[[ Supplied text open ]]
The present invention relates to semiconductor devices, and relates particularly, but not exclusively, to DRAM memory devices using SOI (silicon on insulator) technology.
DRAM memories are known in which each memory cell consists of a single transistor and a single capacitor, the binary 1's and 0's of data stored in the DRAM being represented by the capacitor of each cell being in a charged or discharged state. Charging and discharging of the capacitors is controlled by switching of the corresponding transistor, which also controls reading of the data stored in the cell. Such an arrangement is disclosed in U.S. Pat. 3,387,286 and will be familiar to persons skilled in the art.
Semiconductor devices incorporating MOSFET (metal oxide semiconductor field effect transistor) type devices are well known, and arrangements employing SOI (silicon on insulator) are becoming increasingly available. SOI technology involves the provision of a silicon substrate carrying an insulating silicon dioxide layer coated with a layer of silicon in which the individual field effect transistors are formed by forming source and drain regions of doped silicon of one polarity separated by a body of doped silicon of the opposite polarity.
SOI technology suffers the drawback that because the body region of each individual transistor is electrically insulated from the underlying silicon substrate, electrical charging of the body can occur under certain conditions. This can have an effect on the electrical performance of the transistors and is generally regarded as an undesirable effect. Extensive measures are generally taken to avoid the occurrence of this effect, as described in more detail in a “Suppression of parasitic bipolar action in ultra thin film fully depleted CMOS/simox devices by Ar-ion implantation into source/drain regions”, published by Terukazu Ohno et al. in IEEE Transactions on Electron Devices, Vol. 45, Number 5, May 1998.
A known DRAM device is also described in U.S. Pat. 4,298,962, in which the DRAM is formed from a plurality of cells, each of which consists of an IGFET (insulated gate field effect transistor) formed directly on a silicon substrate. This DRAM enables the injection of charge carriers from a semiconductor impurity region of opposite polarity to the polarity of the source and drain regions and which is located in the source or drain, or the injection of charge carriers from the silicon substrate.
[[ Supplied text closed ]]
## Prompt 1
Answer these questions using the text on DRAM memory devices:
(a) Which U.S. patent discloses the DRAM arrangement in which each cell has a single transistor and a single capacitor?
(b) What material forms the insulating layer carried by the silicon substrate in SOI technology?
(c) What does each cell of the DRAM described in U.S. Pat. 4,298,962 consist of?
## Prompt 2
Reproduce word for word the part of the text on DRAM memory devices from "The present invention" to "on insulator) technology.".
[[ Dataset open ]]
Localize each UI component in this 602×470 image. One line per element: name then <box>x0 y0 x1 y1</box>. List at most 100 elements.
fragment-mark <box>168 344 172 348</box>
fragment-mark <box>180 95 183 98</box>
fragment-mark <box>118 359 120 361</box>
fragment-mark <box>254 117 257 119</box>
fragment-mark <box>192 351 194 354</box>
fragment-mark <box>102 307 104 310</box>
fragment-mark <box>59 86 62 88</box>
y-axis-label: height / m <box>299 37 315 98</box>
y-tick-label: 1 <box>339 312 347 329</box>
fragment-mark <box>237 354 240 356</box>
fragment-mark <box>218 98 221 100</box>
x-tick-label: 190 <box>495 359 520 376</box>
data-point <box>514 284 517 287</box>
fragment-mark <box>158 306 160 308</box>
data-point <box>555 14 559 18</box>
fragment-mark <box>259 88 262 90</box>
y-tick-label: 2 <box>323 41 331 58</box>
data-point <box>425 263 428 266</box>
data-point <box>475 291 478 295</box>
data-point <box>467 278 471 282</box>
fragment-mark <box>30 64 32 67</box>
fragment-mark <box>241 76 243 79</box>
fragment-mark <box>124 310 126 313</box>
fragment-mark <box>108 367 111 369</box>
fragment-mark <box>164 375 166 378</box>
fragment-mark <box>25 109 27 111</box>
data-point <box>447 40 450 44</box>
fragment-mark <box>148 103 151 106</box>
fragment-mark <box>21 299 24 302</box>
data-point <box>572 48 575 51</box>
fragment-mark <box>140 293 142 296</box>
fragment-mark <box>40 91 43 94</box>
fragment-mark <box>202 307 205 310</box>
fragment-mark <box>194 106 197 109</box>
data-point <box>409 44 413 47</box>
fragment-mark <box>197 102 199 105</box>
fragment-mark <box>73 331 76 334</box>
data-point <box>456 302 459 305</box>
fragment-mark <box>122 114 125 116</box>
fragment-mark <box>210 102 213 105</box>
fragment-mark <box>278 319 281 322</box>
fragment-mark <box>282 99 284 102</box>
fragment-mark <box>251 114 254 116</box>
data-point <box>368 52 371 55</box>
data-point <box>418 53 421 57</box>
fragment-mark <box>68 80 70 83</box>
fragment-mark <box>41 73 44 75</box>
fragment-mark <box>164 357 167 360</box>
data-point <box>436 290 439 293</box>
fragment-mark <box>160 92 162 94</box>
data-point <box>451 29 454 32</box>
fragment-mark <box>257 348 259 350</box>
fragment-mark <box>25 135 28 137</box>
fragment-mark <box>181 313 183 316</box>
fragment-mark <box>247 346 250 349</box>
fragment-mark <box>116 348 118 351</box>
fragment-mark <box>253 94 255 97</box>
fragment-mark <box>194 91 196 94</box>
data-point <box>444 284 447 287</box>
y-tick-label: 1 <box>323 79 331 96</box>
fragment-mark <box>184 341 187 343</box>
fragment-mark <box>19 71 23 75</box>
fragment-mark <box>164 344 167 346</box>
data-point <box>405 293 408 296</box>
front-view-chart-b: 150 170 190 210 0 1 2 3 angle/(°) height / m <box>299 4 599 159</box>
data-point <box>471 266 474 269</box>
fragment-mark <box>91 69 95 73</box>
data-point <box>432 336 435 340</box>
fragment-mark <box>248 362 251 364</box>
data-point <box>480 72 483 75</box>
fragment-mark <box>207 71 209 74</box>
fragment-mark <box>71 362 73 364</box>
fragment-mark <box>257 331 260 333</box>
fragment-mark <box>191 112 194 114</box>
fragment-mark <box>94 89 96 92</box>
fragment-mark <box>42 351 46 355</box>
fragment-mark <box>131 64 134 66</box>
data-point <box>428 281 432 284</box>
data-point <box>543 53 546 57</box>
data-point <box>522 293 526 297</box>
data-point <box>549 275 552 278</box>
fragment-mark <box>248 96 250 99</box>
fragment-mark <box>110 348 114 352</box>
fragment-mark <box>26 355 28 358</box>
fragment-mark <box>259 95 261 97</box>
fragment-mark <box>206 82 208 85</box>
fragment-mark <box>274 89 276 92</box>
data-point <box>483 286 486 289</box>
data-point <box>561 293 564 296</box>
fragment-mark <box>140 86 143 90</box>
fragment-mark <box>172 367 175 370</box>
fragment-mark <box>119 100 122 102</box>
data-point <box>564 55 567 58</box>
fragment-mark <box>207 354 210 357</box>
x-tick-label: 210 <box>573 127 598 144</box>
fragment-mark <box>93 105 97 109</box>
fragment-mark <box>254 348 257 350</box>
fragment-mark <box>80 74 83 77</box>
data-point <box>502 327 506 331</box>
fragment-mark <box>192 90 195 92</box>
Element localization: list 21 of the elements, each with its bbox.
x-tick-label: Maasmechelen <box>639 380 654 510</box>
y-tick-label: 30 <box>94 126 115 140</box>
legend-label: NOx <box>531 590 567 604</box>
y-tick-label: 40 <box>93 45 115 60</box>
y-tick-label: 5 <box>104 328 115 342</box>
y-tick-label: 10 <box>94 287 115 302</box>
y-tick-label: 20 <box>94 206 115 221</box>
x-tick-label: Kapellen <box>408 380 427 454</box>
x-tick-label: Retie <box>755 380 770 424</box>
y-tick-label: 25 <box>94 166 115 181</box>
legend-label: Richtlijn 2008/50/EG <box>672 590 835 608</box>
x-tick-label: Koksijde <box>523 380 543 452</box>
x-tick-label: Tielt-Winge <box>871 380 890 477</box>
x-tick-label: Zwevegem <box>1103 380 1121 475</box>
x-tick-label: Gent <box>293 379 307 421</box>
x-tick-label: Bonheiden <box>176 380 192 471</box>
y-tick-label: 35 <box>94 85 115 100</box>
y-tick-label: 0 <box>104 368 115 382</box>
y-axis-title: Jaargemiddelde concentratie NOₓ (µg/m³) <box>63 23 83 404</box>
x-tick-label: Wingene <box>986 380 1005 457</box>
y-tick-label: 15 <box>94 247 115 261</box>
[[ Dataset closed ]]
## Problem solution 1
(a) U.S. Pat. 3,387,286
(b) Silicon dioxide
(c) An IGFET (insulated gate field effect transistor) formed directly on a silicon substrate

## Problem solution 2
The present invention relates to semiconductor devices, and relates particularly, but not exclusively, to DRAM memory devices using SOI (silicon on insulator) technology.